Problem requirements: Your task is to extract every entry that follows word for word while excluding the pictures.

Data to use:
____________________

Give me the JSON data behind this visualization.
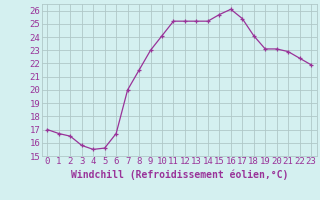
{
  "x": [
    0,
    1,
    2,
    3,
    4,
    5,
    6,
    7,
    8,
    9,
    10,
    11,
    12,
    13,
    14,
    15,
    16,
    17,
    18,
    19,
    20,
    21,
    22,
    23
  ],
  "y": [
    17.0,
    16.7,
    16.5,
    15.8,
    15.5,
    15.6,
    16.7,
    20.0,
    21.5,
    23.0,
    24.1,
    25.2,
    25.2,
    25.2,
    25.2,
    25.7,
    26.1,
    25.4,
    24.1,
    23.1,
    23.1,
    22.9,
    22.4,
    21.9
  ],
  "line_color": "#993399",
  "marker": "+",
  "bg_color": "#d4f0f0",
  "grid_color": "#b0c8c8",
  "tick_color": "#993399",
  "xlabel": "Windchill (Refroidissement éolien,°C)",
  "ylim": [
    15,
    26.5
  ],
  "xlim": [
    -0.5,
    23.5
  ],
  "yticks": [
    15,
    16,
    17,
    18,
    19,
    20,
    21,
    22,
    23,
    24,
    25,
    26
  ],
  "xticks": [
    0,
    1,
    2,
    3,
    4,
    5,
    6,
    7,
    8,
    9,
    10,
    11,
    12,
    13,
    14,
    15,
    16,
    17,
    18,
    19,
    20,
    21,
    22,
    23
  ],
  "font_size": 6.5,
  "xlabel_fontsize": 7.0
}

____________________

Answer for the task:
Give me the JSON data behind this visualization.
{
  "x": [
    0,
    1,
    2,
    3,
    4,
    5,
    6,
    7,
    8,
    9,
    10,
    11,
    12,
    13,
    14,
    15,
    16,
    17,
    18,
    19,
    20,
    21,
    22,
    23
  ],
  "y": [
    17.0,
    16.7,
    16.5,
    15.8,
    15.5,
    15.6,
    16.7,
    20.0,
    21.5,
    23.0,
    24.1,
    25.2,
    25.2,
    25.2,
    25.2,
    25.7,
    26.1,
    25.4,
    24.1,
    23.1,
    23.1,
    22.9,
    22.4,
    21.9
  ],
  "line_color": "#993399",
  "marker": "+",
  "bg_color": "#d4f0f0",
  "grid_color": "#b0c8c8",
  "tick_color": "#993399",
  "xlabel": "Windchill (Refroidissement éolien,°C)",
  "ylim": [
    15,
    26.5
  ],
  "xlim": [
    -0.5,
    23.5
  ],
  "yticks": [
    15,
    16,
    17,
    18,
    19,
    20,
    21,
    22,
    23,
    24,
    25,
    26
  ],
  "xticks": [
    0,
    1,
    2,
    3,
    4,
    5,
    6,
    7,
    8,
    9,
    10,
    11,
    12,
    13,
    14,
    15,
    16,
    17,
    18,
    19,
    20,
    21,
    22,
    23
  ],
  "font_size": 6.5,
  "xlabel_fontsize": 7.0
}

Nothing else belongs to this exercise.